Action item: Go through the entries below and report how many lines contain the string "spacer". Nothing but the number is wanted.

Exercise materials:

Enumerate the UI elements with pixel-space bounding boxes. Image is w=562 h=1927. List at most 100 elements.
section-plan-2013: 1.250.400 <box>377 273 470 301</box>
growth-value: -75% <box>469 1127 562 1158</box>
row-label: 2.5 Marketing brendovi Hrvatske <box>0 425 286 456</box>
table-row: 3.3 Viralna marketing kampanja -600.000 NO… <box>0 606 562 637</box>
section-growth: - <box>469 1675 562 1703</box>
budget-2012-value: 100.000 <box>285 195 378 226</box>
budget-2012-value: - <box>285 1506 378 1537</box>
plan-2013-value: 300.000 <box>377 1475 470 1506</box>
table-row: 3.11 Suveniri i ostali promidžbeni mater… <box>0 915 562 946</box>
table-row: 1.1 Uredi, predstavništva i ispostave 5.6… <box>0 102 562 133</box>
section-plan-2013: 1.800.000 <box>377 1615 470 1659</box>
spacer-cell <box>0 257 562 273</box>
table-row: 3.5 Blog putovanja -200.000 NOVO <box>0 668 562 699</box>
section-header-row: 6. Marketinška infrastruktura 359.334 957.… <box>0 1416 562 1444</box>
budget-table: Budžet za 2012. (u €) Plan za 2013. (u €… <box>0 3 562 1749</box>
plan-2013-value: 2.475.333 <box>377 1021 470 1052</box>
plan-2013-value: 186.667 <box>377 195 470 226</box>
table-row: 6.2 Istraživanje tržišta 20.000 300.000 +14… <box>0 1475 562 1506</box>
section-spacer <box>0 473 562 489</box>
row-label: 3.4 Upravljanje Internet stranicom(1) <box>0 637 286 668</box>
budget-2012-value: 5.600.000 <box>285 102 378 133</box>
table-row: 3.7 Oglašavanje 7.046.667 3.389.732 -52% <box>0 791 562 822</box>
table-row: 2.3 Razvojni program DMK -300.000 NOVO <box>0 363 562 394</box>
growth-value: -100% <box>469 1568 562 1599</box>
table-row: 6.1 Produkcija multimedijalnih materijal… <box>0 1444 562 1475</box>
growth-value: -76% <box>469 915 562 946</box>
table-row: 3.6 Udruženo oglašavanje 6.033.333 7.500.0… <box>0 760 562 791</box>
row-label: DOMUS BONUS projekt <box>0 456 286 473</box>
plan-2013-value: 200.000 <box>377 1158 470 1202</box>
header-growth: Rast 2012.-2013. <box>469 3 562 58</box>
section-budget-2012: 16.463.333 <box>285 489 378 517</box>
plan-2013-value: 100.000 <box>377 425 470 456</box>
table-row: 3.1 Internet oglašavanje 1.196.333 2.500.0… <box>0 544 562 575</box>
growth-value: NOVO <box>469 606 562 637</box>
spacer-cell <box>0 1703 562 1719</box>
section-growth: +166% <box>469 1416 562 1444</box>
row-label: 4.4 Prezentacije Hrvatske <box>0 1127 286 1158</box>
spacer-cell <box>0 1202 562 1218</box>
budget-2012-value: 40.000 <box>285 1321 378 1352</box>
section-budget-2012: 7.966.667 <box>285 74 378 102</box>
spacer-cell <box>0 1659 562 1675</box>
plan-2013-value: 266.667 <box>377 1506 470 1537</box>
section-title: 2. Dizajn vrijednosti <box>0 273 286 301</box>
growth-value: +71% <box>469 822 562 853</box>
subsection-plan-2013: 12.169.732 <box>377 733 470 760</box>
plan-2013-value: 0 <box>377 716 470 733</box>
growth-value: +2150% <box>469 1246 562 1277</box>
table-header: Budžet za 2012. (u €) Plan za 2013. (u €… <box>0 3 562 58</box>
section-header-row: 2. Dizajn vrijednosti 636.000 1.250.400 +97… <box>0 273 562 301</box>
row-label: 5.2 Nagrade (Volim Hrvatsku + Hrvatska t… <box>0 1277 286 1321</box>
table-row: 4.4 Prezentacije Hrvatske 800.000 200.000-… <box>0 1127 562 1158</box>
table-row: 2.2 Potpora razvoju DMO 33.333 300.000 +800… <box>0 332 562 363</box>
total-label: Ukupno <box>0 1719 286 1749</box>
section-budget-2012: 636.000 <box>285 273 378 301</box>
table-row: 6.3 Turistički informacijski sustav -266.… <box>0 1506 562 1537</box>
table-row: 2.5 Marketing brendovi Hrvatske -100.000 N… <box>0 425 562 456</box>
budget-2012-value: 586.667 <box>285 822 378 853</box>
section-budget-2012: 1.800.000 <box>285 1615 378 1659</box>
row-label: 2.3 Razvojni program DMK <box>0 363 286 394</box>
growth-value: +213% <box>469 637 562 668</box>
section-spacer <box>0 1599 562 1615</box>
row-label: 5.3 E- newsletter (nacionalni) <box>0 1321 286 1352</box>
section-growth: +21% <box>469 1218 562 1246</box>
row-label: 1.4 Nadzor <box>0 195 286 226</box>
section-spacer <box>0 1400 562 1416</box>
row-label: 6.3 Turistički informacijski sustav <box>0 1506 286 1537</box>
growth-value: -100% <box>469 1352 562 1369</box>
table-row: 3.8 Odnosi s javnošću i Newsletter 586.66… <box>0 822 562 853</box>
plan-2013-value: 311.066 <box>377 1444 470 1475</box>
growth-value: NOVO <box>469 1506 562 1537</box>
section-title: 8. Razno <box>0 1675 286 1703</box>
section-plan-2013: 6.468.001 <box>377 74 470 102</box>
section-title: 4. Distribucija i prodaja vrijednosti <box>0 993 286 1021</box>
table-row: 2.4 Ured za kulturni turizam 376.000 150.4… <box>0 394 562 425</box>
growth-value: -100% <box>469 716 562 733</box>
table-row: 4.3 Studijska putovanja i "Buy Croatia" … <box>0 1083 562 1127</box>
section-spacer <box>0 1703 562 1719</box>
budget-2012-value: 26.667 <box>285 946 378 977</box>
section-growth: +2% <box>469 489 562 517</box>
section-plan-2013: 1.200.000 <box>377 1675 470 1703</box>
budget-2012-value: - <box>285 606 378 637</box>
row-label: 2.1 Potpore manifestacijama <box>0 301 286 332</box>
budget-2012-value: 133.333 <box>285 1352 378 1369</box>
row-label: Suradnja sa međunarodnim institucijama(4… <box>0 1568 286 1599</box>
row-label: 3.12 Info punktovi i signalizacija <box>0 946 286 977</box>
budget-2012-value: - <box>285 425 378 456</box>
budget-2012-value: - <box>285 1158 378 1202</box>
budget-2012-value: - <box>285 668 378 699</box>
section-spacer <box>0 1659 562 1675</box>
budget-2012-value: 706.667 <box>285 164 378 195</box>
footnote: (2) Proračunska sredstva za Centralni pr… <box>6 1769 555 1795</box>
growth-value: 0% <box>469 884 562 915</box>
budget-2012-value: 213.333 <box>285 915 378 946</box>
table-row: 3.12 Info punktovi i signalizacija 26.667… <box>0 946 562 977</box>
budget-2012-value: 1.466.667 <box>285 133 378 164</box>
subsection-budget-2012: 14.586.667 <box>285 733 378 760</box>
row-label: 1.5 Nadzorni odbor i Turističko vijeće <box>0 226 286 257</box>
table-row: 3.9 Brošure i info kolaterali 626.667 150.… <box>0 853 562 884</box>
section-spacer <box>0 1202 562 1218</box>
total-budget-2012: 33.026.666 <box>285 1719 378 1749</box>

Result for this task: 10